Data records
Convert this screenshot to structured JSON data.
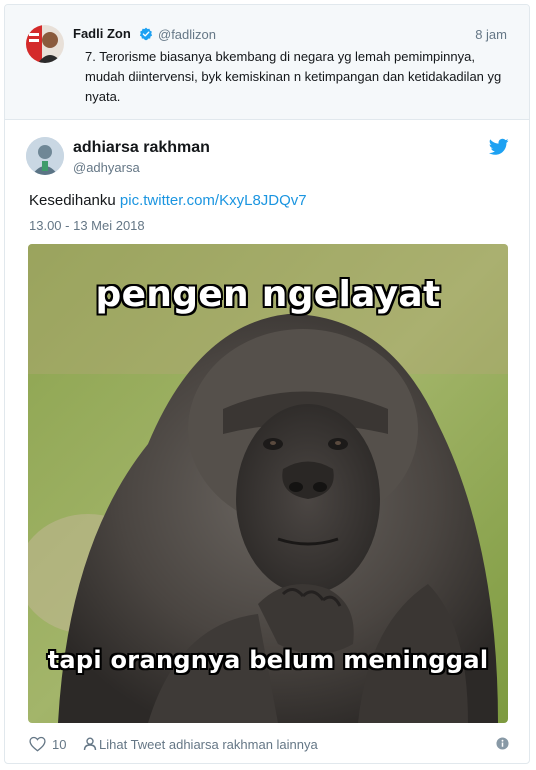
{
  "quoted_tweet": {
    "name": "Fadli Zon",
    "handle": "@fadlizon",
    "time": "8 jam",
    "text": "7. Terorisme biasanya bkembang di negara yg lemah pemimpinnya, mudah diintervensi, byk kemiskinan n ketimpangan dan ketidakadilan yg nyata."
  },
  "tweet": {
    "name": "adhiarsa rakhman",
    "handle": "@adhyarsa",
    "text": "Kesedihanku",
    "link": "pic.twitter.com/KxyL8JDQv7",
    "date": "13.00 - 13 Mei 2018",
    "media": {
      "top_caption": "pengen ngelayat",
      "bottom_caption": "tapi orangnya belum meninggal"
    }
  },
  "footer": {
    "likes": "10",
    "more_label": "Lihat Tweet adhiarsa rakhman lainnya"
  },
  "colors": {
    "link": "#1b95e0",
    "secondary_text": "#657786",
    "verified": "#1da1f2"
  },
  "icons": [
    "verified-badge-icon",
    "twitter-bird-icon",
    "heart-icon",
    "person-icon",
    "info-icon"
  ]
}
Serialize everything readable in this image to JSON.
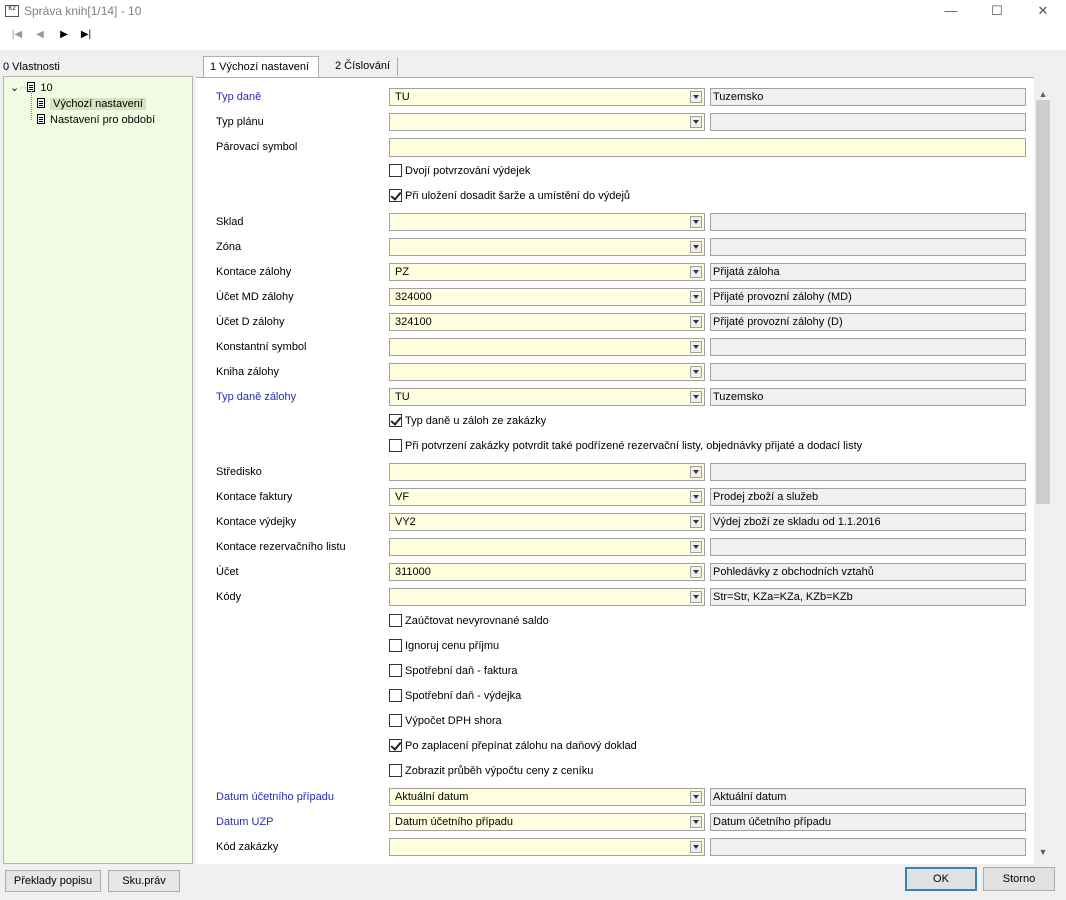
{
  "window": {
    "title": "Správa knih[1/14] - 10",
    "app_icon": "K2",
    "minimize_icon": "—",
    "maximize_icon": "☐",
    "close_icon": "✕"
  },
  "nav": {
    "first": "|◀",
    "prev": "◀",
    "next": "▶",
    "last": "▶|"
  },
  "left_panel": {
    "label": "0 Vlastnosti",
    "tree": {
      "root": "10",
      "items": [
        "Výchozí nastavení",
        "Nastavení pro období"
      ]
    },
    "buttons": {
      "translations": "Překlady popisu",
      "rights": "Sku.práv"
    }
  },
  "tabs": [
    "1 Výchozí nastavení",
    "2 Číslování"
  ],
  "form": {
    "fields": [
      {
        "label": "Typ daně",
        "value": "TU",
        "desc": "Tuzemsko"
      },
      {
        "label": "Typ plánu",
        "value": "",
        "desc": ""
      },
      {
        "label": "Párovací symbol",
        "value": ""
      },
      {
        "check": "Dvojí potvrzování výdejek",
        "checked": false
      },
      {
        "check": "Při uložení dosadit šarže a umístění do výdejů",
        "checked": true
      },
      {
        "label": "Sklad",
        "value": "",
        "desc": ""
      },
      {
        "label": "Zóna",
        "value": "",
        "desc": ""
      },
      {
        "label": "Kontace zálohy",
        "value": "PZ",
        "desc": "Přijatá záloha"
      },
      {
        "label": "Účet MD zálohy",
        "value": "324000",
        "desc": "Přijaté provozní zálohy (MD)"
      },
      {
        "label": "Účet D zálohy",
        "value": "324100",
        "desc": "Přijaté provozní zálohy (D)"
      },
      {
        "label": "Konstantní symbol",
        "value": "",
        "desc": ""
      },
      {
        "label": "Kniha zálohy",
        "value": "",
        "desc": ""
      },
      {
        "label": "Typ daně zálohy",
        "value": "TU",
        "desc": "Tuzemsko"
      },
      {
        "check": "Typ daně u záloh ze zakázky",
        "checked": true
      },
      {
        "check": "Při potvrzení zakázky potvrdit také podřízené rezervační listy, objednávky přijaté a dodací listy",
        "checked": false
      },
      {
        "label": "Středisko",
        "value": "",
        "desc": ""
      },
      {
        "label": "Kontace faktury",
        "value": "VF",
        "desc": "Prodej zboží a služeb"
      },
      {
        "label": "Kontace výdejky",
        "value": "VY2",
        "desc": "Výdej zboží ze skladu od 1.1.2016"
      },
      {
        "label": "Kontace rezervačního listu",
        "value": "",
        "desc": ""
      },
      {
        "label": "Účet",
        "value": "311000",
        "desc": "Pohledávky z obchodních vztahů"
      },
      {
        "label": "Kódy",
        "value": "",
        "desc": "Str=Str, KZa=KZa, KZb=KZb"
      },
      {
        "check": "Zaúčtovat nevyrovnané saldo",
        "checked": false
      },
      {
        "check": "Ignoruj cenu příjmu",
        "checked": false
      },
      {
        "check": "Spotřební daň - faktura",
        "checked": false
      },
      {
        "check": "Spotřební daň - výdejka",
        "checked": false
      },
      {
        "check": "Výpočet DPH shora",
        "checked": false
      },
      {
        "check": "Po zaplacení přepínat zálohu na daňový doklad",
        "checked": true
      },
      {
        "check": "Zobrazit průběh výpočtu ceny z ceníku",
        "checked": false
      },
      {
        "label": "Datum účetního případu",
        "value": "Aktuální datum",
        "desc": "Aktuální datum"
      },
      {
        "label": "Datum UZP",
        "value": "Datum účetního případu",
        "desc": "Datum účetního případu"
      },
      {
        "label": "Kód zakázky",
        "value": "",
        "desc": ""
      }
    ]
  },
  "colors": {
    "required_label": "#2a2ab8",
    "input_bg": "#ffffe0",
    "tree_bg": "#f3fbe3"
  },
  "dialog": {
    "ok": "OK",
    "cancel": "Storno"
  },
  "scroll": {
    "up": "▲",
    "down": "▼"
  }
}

*Exercise objective:* Transcribe every line in the entries above, taking out only the images.

*Solution to this exercise:*
Convert this screenshot to structured JSON data.
{
  "quoted_tweet": {
    "name": "Fadli Zon",
    "handle": "@fadlizon",
    "time": "8 jam",
    "text": "7. Terorisme biasanya bkembang di negara yg lemah pemimpinnya, mudah diintervensi, byk kemiskinan n ketimpangan dan ketidakadilan yg nyata."
  },
  "tweet": {
    "name": "adhiarsa rakhman",
    "handle": "@adhyarsa",
    "text": "Kesedihanku",
    "link": "pic.twitter.com/KxyL8JDQv7",
    "date": "13.00 - 13 Mei 2018",
    "media": {
      "top_caption": "pengen ngelayat",
      "bottom_caption": "tapi orangnya belum meninggal"
    }
  },
  "footer": {
    "likes": "10",
    "more_label": "Lihat Tweet adhiarsa rakhman lainnya"
  },
  "colors": {
    "link": "#1b95e0",
    "secondary_text": "#657786",
    "verified": "#1da1f2"
  },
  "icons": [
    "verified-badge-icon",
    "twitter-bird-icon",
    "heart-icon",
    "person-icon",
    "info-icon"
  ]
}
Serialize everything readable in this image to JSON.
{
  "window": {
    "title": "Správa knih[1/14] - 10",
    "app_icon": "K2",
    "minimize_icon": "—",
    "maximize_icon": "☐",
    "close_icon": "✕"
  },
  "nav": {
    "first": "|◀",
    "prev": "◀",
    "next": "▶",
    "last": "▶|"
  },
  "left_panel": {
    "label": "0 Vlastnosti",
    "tree": {
      "root": "10",
      "items": [
        "Výchozí nastavení",
        "Nastavení pro období"
      ]
    },
    "buttons": {
      "translations": "Překlady popisu",
      "rights": "Sku.práv"
    }
  },
  "tabs": [
    "1 Výchozí nastavení",
    "2 Číslování"
  ],
  "form": {
    "fields": [
      {
        "label": "Typ daně",
        "value": "TU",
        "desc": "Tuzemsko"
      },
      {
        "label": "Typ plánu",
        "value": "",
        "desc": ""
      },
      {
        "label": "Párovací symbol",
        "value": ""
      },
      {
        "check": "Dvojí potvrzování výdejek",
        "checked": false
      },
      {
        "check": "Při uložení dosadit šarže a umístění do výdejů",
        "checked": true
      },
      {
        "label": "Sklad",
        "value": "",
        "desc": ""
      },
      {
        "label": "Zóna",
        "value": "",
        "desc": ""
      },
      {
        "label": "Kontace zálohy",
        "value": "PZ",
        "desc": "Přijatá záloha"
      },
      {
        "label": "Účet MD zálohy",
        "value": "324000",
        "desc": "Přijaté provozní zálohy (MD)"
      },
      {
        "label": "Účet D zálohy",
        "value": "324100",
        "desc": "Přijaté provozní zálohy (D)"
      },
      {
        "label": "Konstantní symbol",
        "value": "",
        "desc": ""
      },
      {
        "label": "Kniha zálohy",
        "value": "",
        "desc": ""
      },
      {
        "label": "Typ daně zálohy",
        "value": "TU",
        "desc": "Tuzemsko"
      },
      {
        "check": "Typ daně u záloh ze zakázky",
        "checked": true
      },
      {
        "check": "Při potvrzení zakázky potvrdit také podřízené rezervační listy, objednávky přijaté a dodací listy",
        "checked": false
      },
      {
        "label": "Středisko",
        "value": "",
        "desc": ""
      },
      {
        "label": "Kontace faktury",
        "value": "VF",
        "desc": "Prodej zboží a služeb"
      },
      {
        "label": "Kontace výdejky",
        "value": "VY2",
        "desc": "Výdej zboží ze skladu od 1.1.2016"
      },
      {
        "label": "Kontace rezervačního listu",
        "value": "",
        "desc": ""
      },
      {
        "label": "Účet",
        "value": "311000",
        "desc": "Pohledávky z obchodních vztahů"
      },
      {
        "label": "Kódy",
        "value": "",
        "desc": "Str=Str, KZa=KZa, KZb=KZb"
      },
      {
        "check": "Zaúčtovat nevyrovnané saldo",
        "checked": false
      },
      {
        "check": "Ignoruj cenu příjmu",
        "checked": false
      },
      {
        "check": "Spotřební daň - faktura",
        "checked": false
      },
      {
        "check": "Spotřební daň - výdejka",
        "checked": false
      },
      {
        "check": "Výpočet DPH shora",
        "checked": false
      },
      {
        "check": "Po zaplacení přepínat zálohu na daňový doklad",
        "checked": true
      },
      {
        "check": "Zobrazit průběh výpočtu ceny z ceníku",
        "checked": false
      },
      {
        "label": "Datum účetního případu",
        "value": "Aktuální datum",
        "desc": "Aktuální datum"
      },
      {
        "label": "Datum UZP",
        "value": "Datum účetního případu",
        "desc": "Datum účetního případu"
      },
      {
        "label": "Kód zakázky",
        "value": "",
        "desc": ""
      }
    ]
  },
  "colors": {
    "required_label": "#2a2ab8",
    "input_bg": "#ffffe0",
    "tree_bg": "#f3fbe3"
  },
  "dialog": {
    "ok": "OK",
    "cancel": "Storno"
  },
  "scroll": {
    "up": "▲",
    "down": "▼"
  }
}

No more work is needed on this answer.